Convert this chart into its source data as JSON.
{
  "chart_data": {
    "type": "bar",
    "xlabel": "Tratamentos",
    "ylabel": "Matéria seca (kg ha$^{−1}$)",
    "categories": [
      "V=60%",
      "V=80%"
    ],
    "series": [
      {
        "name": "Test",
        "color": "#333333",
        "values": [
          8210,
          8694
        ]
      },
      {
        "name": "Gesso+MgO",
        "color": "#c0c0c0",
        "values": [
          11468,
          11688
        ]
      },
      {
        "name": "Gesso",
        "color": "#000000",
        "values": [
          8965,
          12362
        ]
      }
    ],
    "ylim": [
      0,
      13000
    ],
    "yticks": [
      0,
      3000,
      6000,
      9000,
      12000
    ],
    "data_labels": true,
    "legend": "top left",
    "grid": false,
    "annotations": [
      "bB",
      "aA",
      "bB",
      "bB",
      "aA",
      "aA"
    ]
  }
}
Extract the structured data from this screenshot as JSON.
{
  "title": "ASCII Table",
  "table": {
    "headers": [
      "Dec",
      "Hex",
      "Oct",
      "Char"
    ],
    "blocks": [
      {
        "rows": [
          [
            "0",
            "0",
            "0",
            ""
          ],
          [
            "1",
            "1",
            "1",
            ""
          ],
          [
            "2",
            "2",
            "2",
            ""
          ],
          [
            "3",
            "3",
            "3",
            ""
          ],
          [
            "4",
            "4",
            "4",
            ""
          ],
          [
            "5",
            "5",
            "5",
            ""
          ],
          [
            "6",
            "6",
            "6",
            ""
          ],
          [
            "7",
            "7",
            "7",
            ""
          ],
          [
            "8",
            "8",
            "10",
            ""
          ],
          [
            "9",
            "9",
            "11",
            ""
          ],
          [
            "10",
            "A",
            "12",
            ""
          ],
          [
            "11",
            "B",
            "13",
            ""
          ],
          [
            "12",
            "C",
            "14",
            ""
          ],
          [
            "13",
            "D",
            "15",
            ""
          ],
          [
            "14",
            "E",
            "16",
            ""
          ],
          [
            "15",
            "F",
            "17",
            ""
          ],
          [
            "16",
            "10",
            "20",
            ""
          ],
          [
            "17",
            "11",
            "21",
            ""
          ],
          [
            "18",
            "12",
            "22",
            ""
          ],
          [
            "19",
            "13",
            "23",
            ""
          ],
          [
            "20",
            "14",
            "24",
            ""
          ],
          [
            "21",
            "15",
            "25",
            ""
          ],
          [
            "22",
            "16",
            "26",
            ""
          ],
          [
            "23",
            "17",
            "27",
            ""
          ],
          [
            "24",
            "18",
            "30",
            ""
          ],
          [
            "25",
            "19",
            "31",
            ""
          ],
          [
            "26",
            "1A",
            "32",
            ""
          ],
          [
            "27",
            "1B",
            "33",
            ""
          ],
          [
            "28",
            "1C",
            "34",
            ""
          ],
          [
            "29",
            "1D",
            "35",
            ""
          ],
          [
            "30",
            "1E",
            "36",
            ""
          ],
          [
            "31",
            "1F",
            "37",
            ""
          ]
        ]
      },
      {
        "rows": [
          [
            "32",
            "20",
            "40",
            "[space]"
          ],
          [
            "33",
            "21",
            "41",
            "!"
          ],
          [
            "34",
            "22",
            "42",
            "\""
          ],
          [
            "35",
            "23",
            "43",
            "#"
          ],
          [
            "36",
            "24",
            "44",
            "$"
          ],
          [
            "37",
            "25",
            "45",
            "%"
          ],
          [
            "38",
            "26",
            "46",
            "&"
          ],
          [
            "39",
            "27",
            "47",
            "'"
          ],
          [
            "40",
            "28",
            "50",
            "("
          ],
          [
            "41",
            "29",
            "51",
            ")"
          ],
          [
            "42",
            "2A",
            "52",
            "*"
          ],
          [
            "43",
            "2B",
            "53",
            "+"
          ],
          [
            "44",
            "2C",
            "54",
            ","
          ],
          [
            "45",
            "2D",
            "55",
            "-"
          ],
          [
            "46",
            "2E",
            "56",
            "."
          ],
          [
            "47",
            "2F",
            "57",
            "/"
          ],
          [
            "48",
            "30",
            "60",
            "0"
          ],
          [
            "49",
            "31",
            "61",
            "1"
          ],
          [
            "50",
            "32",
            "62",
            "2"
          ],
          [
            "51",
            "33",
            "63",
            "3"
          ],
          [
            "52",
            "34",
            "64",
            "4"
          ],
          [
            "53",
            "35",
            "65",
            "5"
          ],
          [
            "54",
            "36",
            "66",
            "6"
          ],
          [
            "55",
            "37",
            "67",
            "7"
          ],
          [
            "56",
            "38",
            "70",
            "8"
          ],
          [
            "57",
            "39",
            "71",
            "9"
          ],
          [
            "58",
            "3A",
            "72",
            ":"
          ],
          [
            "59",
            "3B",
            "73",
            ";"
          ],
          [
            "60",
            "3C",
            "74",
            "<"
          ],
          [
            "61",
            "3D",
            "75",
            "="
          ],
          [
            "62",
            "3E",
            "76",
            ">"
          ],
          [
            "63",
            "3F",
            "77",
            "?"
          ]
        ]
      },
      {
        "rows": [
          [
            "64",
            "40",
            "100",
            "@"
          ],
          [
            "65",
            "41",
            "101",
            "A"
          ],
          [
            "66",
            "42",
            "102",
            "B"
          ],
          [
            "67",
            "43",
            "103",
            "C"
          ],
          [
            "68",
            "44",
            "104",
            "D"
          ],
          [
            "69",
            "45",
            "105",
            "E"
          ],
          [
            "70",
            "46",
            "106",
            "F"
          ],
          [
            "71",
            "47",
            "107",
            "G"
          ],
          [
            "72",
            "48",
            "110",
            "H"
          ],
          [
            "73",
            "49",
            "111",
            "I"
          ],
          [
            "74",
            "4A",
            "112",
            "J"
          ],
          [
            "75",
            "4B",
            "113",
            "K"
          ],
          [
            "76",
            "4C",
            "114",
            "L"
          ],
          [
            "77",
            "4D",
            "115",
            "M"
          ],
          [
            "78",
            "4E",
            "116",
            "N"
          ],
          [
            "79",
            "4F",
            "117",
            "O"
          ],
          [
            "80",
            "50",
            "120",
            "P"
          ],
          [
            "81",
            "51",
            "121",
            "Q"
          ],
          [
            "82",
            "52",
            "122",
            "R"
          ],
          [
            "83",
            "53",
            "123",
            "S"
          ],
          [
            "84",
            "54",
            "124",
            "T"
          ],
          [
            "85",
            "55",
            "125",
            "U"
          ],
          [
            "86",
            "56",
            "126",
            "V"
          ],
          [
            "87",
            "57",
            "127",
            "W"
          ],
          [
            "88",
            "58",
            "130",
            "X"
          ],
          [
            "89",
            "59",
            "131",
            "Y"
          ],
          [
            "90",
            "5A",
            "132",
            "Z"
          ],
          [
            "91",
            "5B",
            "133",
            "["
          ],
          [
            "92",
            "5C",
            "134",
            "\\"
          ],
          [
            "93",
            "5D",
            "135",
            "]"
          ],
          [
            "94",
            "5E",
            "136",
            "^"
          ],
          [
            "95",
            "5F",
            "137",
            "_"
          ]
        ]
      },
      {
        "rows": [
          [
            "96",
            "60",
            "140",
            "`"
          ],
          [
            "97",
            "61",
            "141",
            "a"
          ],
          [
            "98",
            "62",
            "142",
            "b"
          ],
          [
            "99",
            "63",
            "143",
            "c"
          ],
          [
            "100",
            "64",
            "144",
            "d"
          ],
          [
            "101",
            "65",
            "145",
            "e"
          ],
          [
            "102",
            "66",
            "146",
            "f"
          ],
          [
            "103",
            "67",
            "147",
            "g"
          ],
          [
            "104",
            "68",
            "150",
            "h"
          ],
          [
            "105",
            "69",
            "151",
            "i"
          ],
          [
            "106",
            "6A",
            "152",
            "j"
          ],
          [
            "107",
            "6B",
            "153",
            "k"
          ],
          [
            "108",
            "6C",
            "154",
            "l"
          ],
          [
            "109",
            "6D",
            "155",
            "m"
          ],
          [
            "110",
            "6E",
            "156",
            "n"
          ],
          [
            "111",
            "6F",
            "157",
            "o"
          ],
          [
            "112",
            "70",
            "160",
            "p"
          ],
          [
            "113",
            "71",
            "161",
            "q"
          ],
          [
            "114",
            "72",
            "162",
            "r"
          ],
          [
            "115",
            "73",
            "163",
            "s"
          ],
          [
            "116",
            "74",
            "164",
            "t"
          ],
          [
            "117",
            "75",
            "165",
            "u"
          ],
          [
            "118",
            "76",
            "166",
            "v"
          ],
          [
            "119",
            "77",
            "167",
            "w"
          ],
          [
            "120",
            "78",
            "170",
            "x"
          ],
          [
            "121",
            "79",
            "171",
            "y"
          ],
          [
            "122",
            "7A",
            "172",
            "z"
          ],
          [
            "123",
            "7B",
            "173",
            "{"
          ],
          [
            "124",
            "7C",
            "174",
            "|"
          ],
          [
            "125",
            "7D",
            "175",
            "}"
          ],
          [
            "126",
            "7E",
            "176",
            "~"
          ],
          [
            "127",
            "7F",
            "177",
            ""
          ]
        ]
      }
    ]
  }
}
* * * * * * *
Find the lines that include the string "this", then copy each of them.

Convert this chart into its source data as JSON.
Extract the structured data from this screenshot as JSON.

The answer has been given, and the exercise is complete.